Goal — Exactly reproduce the entries, dropping any pictures from your copy.

Task material start

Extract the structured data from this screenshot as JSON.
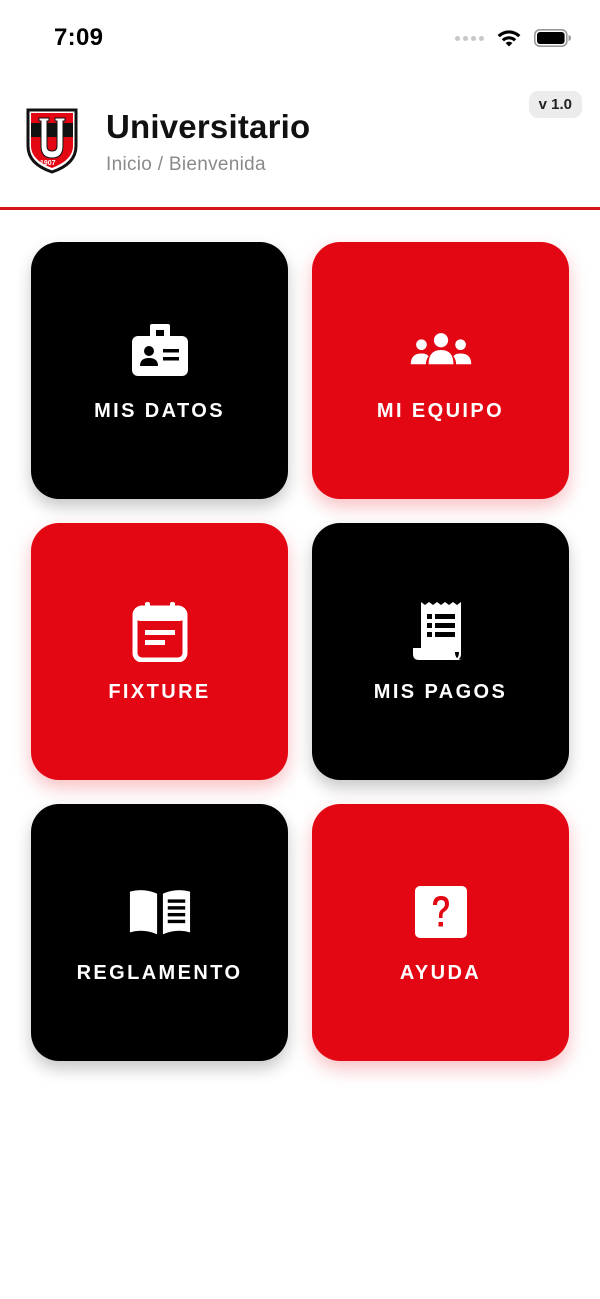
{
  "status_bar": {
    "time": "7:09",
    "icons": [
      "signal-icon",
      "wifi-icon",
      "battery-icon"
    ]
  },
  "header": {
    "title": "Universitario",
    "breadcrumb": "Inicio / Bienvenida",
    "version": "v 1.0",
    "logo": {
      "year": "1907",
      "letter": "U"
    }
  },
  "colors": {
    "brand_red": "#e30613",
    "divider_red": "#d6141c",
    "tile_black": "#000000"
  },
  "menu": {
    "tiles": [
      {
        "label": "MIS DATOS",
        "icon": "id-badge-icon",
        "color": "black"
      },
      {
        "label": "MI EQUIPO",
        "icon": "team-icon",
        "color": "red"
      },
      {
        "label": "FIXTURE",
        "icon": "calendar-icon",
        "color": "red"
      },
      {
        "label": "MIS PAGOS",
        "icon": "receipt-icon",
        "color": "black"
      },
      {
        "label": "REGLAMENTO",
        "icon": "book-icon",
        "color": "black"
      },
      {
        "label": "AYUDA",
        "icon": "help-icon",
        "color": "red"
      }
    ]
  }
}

Task material end

Full response —
Extract the structured data from this screenshot as JSON.
{
  "status_bar": {
    "time": "7:09",
    "icons": [
      "signal-icon",
      "wifi-icon",
      "battery-icon"
    ]
  },
  "header": {
    "title": "Universitario",
    "breadcrumb": "Inicio / Bienvenida",
    "version": "v 1.0",
    "logo": {
      "year": "1907",
      "letter": "U"
    }
  },
  "colors": {
    "brand_red": "#e30613",
    "divider_red": "#d6141c",
    "tile_black": "#000000"
  },
  "menu": {
    "tiles": [
      {
        "label": "MIS DATOS",
        "icon": "id-badge-icon",
        "color": "black"
      },
      {
        "label": "MI EQUIPO",
        "icon": "team-icon",
        "color": "red"
      },
      {
        "label": "FIXTURE",
        "icon": "calendar-icon",
        "color": "red"
      },
      {
        "label": "MIS PAGOS",
        "icon": "receipt-icon",
        "color": "black"
      },
      {
        "label": "REGLAMENTO",
        "icon": "book-icon",
        "color": "black"
      },
      {
        "label": "AYUDA",
        "icon": "help-icon",
        "color": "red"
      }
    ]
  }
}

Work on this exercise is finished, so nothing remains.